#### WHAT THE TASK ASKS:
Your answer should be a single number: the count of lines holding the word "Demanda".

[Collection entries]
□ □ □ □

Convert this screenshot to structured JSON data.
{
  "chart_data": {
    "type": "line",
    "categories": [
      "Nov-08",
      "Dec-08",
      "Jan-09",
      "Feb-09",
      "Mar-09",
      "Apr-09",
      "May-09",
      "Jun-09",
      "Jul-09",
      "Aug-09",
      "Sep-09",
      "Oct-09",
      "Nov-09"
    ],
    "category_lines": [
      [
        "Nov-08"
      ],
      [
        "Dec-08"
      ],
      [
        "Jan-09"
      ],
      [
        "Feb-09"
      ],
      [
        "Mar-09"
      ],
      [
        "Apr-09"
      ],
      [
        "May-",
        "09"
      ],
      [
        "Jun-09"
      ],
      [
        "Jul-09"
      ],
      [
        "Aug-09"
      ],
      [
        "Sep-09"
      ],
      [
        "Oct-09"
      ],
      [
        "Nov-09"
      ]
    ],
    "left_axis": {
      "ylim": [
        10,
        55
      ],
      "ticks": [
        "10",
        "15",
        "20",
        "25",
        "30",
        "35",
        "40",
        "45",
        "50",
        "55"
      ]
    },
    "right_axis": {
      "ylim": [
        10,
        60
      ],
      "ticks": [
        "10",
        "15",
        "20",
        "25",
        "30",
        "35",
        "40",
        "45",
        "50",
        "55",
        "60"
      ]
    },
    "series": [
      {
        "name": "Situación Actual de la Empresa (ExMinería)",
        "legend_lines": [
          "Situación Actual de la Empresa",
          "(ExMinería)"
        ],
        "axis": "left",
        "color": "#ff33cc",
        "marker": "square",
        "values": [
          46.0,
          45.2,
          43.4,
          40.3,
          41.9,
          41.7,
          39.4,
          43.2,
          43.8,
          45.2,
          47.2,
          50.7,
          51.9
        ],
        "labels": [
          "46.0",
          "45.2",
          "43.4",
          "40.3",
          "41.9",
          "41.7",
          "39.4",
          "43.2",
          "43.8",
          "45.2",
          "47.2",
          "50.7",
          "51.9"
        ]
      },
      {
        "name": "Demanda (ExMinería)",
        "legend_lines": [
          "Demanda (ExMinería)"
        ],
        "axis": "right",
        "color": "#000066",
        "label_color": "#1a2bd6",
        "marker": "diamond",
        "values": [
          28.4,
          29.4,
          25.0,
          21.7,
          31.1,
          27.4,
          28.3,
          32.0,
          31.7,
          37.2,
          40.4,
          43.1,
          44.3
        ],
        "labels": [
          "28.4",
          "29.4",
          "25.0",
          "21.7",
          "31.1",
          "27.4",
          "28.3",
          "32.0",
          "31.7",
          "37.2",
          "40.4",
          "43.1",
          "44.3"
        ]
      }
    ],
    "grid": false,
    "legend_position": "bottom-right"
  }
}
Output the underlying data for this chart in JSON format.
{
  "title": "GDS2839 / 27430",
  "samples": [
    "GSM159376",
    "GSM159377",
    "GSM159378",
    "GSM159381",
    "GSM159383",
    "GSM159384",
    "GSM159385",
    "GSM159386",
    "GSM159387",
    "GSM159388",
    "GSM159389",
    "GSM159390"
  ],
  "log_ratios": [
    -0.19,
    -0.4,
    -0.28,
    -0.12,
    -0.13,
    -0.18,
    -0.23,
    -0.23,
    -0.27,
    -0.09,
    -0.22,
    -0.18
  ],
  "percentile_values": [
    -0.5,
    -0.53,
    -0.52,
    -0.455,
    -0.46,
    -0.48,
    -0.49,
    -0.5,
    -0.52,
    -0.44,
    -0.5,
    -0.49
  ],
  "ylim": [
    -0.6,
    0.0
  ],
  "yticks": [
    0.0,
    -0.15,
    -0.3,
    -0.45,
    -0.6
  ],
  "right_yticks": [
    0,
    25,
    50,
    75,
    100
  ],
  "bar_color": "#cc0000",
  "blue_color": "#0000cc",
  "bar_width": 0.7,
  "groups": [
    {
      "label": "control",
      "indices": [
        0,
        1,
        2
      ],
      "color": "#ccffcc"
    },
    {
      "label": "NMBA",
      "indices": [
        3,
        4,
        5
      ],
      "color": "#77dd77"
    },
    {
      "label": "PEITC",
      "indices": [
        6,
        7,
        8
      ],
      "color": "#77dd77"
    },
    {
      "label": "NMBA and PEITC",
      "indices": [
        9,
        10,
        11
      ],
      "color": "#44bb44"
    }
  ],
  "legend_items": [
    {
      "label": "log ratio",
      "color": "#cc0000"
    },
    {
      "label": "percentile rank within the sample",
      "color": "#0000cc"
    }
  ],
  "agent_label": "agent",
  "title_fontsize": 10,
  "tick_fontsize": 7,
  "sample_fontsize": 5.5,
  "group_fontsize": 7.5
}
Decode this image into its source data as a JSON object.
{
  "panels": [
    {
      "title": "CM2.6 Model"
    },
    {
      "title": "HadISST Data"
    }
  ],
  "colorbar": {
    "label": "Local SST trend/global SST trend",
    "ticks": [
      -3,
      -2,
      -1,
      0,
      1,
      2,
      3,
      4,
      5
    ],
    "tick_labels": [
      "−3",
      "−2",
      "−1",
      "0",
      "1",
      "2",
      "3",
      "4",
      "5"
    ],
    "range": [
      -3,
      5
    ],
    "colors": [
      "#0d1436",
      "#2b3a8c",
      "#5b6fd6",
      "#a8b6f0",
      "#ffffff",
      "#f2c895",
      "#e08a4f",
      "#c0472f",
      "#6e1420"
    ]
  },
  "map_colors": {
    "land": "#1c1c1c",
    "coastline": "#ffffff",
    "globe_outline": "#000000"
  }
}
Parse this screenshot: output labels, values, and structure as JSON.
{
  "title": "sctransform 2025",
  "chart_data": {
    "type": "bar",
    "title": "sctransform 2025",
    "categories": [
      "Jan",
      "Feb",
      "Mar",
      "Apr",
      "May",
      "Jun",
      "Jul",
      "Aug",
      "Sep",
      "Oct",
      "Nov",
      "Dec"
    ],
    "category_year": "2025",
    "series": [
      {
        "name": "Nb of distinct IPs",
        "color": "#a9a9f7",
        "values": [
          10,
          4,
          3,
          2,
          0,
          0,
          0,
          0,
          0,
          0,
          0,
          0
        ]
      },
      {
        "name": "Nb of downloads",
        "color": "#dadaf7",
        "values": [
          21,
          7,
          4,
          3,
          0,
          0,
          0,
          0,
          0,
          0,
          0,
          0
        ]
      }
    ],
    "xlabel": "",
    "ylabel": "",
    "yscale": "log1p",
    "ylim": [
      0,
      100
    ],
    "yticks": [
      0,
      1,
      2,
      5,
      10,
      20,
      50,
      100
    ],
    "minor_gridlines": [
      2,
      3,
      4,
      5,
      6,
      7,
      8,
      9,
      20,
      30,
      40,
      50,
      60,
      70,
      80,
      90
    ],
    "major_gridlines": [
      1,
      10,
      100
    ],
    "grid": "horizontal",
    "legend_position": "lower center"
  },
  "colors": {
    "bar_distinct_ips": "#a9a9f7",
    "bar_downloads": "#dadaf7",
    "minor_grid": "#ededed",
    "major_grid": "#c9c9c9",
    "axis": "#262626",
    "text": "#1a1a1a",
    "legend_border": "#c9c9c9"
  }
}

□ □ □ □

#### RESULT OF THIS EXERCISE:
2